● Directions: The records that follow are to be transcribed in full, without their images.

● The data:
————
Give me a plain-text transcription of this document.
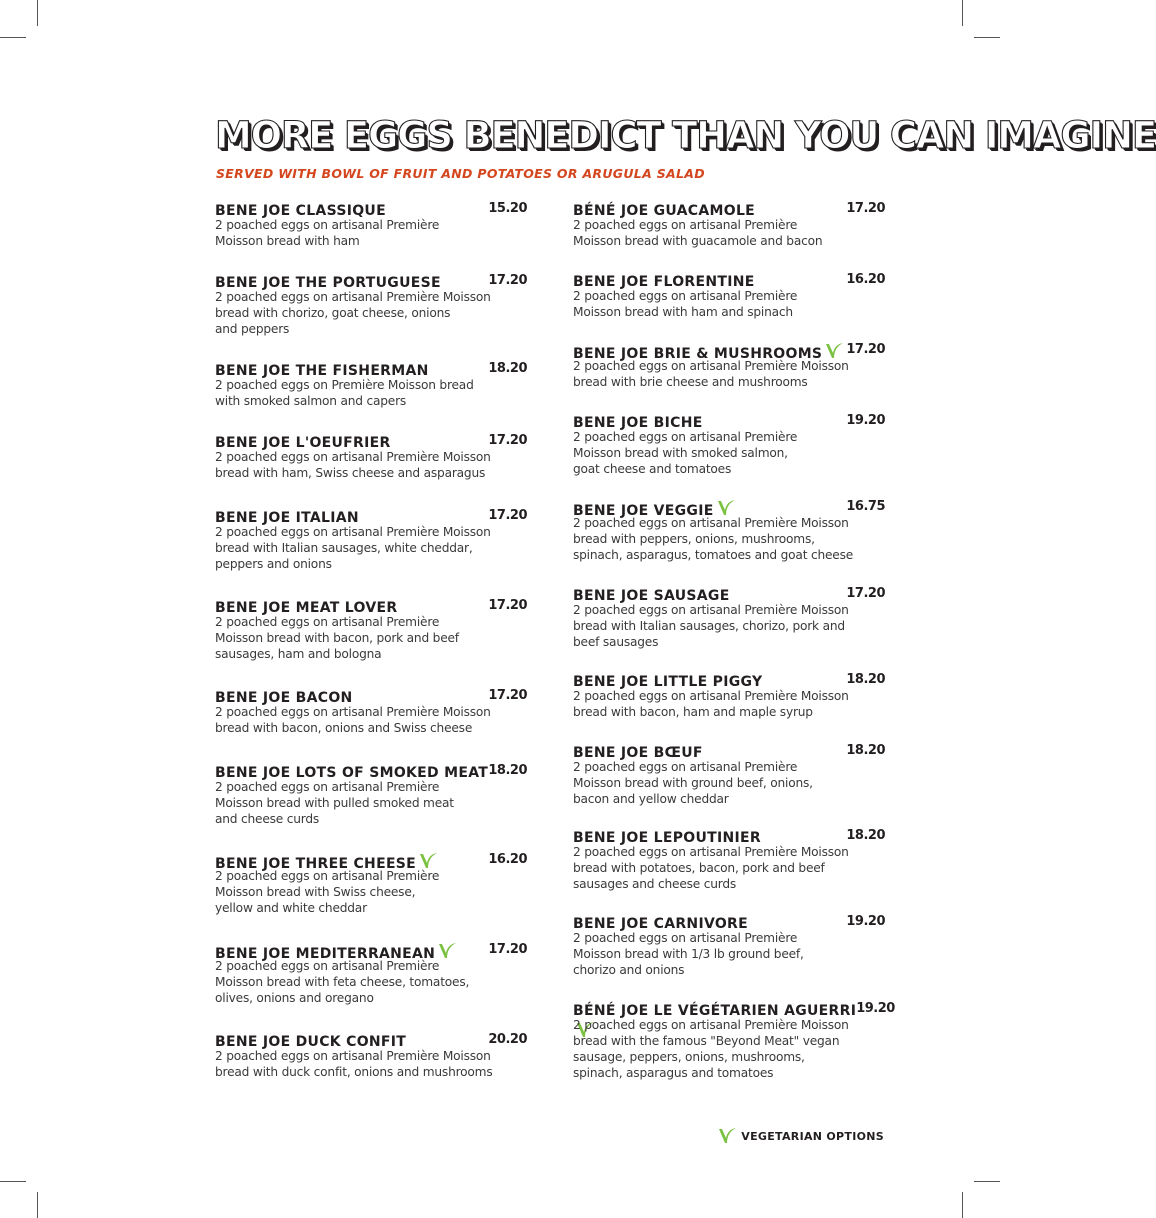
MORE EGGS BENEDICT THAN YOU CAN IMAGINE

SERVED WITH BOWL OF FRUIT AND POTATOES OR ARUGULA SALAD

BENE JOE CLASSIQUE	15.20
2 poached eggs on artisanal Première
Moisson bread with ham
BENE JOE THE PORTUGUESE	17.20
2 poached eggs on artisanal Première Moisson
bread with chorizo, goat cheese, onions
and peppers
BENE JOE THE FISHERMAN	18.20
2 poached eggs on Première Moisson bread
with smoked salmon and capers
BENE JOE L'OEUFRIER	17.20
2 poached eggs on artisanal Première Moisson
bread with ham, Swiss cheese and asparagus
BENE JOE ITALIAN	17.20
2 poached eggs on artisanal Première Moisson
bread with Italian sausages, white cheddar,
peppers and onions
BENE JOE MEAT LOVER	17.20
2 poached eggs on artisanal Première
Moisson bread with bacon, pork and beef
sausages, ham and bologna
BENE JOE BACON	17.20
2 poached eggs on artisanal Première Moisson
bread with bacon, onions and Swiss cheese
BENE JOE LOTS OF SMOKED MEAT 18.20
2 poached eggs on artisanal Première
Moisson bread with pulled smoked meat
and cheese curds
BENE JOE THREE CHEESE	16.20
2 poached eggs on artisanal Première
Moisson bread with Swiss cheese,
yellow and white cheddar
BENE JOE MEDITERRANEAN	17.20
2 poached eggs on artisanal Première
Moisson bread with feta cheese, tomatoes,
olives, onions and oregano
BENE JOE DUCK CONFIT	20.20
2 poached eggs on artisanal Première Moisson
bread with duck confit, onions and mushrooms
BÉNÉ JOE GUACAMOLE	17.20
2 poached eggs on artisanal Première
Moisson bread with guacamole and bacon
BENE JOE FLORENTINE	16.20
2 poached eggs on artisanal Première
Moisson bread with ham and spinach
BENE JOE BRIE & MUSHROOMS	17.20
2 poached eggs on artisanal Première Moisson
bread with brie cheese and mushrooms
BENE JOE BICHE	19.20
2 poached eggs on artisanal Première
Moisson bread with smoked salmon,
goat cheese and tomatoes
BENE JOE VEGGIE	16.75
2 poached eggs on artisanal Première Moisson
bread with peppers, onions, mushrooms,
spinach, asparagus, tomatoes and goat cheese
BENE JOE SAUSAGE	17.20
2 poached eggs on artisanal Première Moisson
bread with Italian sausages, chorizo, pork and
beef sausages
BENE JOE LITTLE PIGGY	18.20
2 poached eggs on artisanal Première Moisson
bread with bacon, ham and maple syrup
BENE JOE BŒUF	18.20
2 poached eggs on artisanal Première
Moisson bread with ground beef, onions,
bacon and yellow cheddar
BENE JOE LEPOUTINIER	18.20
2 poached eggs on artisanal Première Moisson
bread with potatoes, bacon, pork and beef
sausages and cheese curds
BENE JOE CARNIVORE	19.20
2 poached eggs on artisanal Première
Moisson bread with 1/3 lb ground beef,
chorizo and onions
BÉNÉ JOE LE VÉGÉTARIEN AGUERRI 19.20
2 poached eggs on artisanal Première Moisson
bread with the famous "Beyond Meat" vegan
sausage, peppers, onions, mushrooms,
spinach, asparagus and tomatoes
VEGETARIAN OPTIONS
————
● Problem solution:
Give me a plain-text transcription of this document.
MORE EGGS BENEDICT THAN YOU CAN IMAGINE

SERVED WITH BOWL OF FRUIT AND POTATOES OR ARUGULA SALAD

BENE JOE CLASSIQUE	15.20
2 poached eggs on artisanal Première
Moisson bread with ham
BENE JOE THE PORTUGUESE	17.20
2 poached eggs on artisanal Première Moisson
bread with chorizo, goat cheese, onions
and peppers
BENE JOE THE FISHERMAN	18.20
2 poached eggs on Première Moisson bread
with smoked salmon and capers
BENE JOE L'OEUFRIER	17.20
2 poached eggs on artisanal Première Moisson
bread with ham, Swiss cheese and asparagus
BENE JOE ITALIAN	17.20
2 poached eggs on artisanal Première Moisson
bread with Italian sausages, white cheddar,
peppers and onions
BENE JOE MEAT LOVER	17.20
2 poached eggs on artisanal Première
Moisson bread with bacon, pork and beef
sausages, ham and bologna
BENE JOE BACON	17.20
2 poached eggs on artisanal Première Moisson
bread with bacon, onions and Swiss cheese
BENE JOE LOTS OF SMOKED MEAT 18.20
2 poached eggs on artisanal Première
Moisson bread with pulled smoked meat
and cheese curds
BENE JOE THREE CHEESE	16.20
2 poached eggs on artisanal Première
Moisson bread with Swiss cheese,
yellow and white cheddar
BENE JOE MEDITERRANEAN	17.20
2 poached eggs on artisanal Première
Moisson bread with feta cheese, tomatoes,
olives, onions and oregano
BENE JOE DUCK CONFIT	20.20
2 poached eggs on artisanal Première Moisson
bread with duck confit, onions and mushrooms
BÉNÉ JOE GUACAMOLE	17.20
2 poached eggs on artisanal Première
Moisson bread with guacamole and bacon
BENE JOE FLORENTINE	16.20
2 poached eggs on artisanal Première
Moisson bread with ham and spinach
BENE JOE BRIE & MUSHROOMS	17.20
2 poached eggs on artisanal Première Moisson
bread with brie cheese and mushrooms
BENE JOE BICHE	19.20
2 poached eggs on artisanal Première
Moisson bread with smoked salmon,
goat cheese and tomatoes
BENE JOE VEGGIE	16.75
2 poached eggs on artisanal Première Moisson
bread with peppers, onions, mushrooms,
spinach, asparagus, tomatoes and goat cheese
BENE JOE SAUSAGE	17.20
2 poached eggs on artisanal Première Moisson
bread with Italian sausages, chorizo, pork and
beef sausages
BENE JOE LITTLE PIGGY	18.20
2 poached eggs on artisanal Première Moisson
bread with bacon, ham and maple syrup
BENE JOE BŒUF	18.20
2 poached eggs on artisanal Première
Moisson bread with ground beef, onions,
bacon and yellow cheddar
BENE JOE LEPOUTINIER	18.20
2 poached eggs on artisanal Première Moisson
bread with potatoes, bacon, pork and beef
sausages and cheese curds
BENE JOE CARNIVORE	19.20
2 poached eggs on artisanal Première
Moisson bread with 1/3 lb ground beef,
chorizo and onions
BÉNÉ JOE LE VÉGÉTARIEN AGUERRI 19.20
2 poached eggs on artisanal Première Moisson
bread with the famous "Beyond Meat" vegan
sausage, peppers, onions, mushrooms,
spinach, asparagus and tomatoes
VEGETARIAN OPTIONS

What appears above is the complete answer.